● Task directions
Among the entries below, find how many lines carry the word "Véronique" and state only that figure.

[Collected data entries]
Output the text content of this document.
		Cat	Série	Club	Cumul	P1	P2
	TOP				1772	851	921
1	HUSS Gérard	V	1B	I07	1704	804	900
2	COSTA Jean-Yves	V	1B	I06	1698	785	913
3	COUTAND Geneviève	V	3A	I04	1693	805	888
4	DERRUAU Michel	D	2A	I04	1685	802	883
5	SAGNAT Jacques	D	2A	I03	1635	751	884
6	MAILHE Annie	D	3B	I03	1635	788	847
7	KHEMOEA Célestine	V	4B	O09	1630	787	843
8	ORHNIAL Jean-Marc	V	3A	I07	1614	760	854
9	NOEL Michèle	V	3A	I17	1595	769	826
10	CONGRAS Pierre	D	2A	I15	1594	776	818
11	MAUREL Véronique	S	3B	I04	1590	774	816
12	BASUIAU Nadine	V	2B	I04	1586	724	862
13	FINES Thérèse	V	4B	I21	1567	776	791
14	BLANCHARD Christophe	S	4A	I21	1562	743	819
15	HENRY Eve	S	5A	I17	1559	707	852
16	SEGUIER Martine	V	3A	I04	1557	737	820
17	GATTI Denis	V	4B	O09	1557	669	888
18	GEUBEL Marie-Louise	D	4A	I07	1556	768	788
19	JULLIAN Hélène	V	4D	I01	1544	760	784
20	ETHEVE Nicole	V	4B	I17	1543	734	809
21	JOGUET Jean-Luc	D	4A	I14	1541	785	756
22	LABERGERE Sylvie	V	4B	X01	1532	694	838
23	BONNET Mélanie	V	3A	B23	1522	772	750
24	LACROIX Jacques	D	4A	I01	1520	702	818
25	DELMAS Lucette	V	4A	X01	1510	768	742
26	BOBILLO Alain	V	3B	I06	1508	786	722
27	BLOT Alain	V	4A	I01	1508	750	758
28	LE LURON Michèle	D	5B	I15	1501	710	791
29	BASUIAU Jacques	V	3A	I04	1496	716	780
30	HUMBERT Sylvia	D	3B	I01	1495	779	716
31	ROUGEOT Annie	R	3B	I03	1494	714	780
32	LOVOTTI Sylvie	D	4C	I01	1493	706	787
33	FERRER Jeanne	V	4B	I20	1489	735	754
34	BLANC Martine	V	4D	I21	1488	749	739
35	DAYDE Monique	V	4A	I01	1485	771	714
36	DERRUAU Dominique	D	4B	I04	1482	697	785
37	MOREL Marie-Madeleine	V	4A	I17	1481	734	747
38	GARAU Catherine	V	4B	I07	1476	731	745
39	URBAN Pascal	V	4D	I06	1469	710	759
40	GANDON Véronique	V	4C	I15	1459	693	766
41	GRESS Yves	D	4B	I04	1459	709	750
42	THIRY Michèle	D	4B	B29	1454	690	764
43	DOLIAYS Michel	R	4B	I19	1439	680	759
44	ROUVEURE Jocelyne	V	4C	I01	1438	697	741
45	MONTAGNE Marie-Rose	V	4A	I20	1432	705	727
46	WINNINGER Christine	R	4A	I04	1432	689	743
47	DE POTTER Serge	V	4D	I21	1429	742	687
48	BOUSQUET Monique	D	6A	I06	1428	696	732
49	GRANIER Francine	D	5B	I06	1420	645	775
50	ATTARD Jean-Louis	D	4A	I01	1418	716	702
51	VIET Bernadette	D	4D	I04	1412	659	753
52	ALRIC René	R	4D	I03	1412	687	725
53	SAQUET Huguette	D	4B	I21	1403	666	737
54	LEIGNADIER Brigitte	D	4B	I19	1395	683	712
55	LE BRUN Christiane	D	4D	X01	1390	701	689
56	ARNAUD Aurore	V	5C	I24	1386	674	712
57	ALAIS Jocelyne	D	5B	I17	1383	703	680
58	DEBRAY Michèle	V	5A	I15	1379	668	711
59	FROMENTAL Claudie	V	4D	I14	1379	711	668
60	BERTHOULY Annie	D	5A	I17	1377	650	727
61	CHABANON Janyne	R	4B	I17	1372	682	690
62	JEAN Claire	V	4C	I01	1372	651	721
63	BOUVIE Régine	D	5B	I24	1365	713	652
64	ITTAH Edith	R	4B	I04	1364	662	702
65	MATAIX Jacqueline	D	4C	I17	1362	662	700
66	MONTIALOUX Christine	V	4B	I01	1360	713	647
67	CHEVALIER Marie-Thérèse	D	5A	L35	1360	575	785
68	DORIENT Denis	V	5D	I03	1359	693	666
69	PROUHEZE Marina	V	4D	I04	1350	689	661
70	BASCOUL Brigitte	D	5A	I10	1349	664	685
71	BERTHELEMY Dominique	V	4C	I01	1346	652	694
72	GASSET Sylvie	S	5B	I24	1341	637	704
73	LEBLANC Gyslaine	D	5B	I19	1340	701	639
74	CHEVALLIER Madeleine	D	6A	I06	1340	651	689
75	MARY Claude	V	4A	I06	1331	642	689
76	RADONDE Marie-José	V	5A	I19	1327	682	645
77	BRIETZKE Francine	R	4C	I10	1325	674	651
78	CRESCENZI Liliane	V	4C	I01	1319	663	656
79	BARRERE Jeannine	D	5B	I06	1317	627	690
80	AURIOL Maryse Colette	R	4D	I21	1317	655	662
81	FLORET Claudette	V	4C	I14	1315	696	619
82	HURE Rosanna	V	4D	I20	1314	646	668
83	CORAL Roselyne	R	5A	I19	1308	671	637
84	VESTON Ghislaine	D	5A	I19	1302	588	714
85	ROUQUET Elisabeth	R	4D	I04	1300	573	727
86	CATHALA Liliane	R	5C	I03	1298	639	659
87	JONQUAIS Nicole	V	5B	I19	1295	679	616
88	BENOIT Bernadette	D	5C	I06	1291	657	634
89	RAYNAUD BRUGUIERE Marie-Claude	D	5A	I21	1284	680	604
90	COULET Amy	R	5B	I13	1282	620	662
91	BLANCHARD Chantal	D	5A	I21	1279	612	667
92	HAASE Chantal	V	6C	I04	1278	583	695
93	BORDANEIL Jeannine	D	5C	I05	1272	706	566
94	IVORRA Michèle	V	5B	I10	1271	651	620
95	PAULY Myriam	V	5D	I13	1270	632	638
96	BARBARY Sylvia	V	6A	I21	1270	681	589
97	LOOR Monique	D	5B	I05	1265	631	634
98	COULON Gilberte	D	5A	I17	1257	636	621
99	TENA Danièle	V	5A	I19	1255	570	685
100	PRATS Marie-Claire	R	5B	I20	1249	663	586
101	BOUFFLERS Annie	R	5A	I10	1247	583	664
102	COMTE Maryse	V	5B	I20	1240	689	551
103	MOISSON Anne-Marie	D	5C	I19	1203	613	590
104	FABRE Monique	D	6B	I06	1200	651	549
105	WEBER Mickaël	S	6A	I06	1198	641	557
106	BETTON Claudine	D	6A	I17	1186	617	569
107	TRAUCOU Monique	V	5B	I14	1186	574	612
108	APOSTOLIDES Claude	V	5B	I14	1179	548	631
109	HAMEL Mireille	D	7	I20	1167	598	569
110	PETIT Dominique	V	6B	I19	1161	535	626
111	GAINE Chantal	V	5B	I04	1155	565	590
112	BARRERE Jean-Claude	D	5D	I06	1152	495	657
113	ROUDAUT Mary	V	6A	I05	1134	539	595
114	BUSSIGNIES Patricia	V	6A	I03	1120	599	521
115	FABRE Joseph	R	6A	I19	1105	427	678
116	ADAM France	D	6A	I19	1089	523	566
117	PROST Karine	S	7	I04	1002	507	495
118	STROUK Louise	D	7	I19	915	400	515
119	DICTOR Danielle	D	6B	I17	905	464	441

● Correct output
2